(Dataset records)
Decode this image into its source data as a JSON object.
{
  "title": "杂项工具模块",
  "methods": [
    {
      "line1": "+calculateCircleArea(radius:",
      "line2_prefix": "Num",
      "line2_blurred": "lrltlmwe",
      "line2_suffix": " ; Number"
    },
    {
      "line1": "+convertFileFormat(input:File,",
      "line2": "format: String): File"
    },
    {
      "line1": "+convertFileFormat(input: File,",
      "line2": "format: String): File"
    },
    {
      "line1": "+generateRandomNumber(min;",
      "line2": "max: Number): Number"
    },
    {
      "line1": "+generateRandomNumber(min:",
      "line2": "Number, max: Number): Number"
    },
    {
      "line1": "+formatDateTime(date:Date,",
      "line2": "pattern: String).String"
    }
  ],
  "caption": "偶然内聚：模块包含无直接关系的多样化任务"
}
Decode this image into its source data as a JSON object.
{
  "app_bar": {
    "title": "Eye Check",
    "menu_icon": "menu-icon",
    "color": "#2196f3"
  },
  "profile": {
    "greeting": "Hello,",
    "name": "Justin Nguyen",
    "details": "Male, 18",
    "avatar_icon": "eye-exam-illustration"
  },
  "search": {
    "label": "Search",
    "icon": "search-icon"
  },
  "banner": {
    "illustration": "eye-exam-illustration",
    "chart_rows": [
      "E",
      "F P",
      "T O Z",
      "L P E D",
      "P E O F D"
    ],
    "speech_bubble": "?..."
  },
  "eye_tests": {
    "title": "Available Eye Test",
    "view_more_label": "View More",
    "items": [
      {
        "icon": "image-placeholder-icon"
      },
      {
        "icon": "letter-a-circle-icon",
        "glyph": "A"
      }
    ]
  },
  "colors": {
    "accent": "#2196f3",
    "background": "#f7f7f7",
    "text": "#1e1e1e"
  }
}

:: DIRECTIONS FOR THIS TASK ::
For the listing above, identify each line bearing "generateRandomNumber".

:: THE RESPONSE ::
      "line1": "+generateRandomNumber(min;",
      "line1": "+generateRandomNumber(min:",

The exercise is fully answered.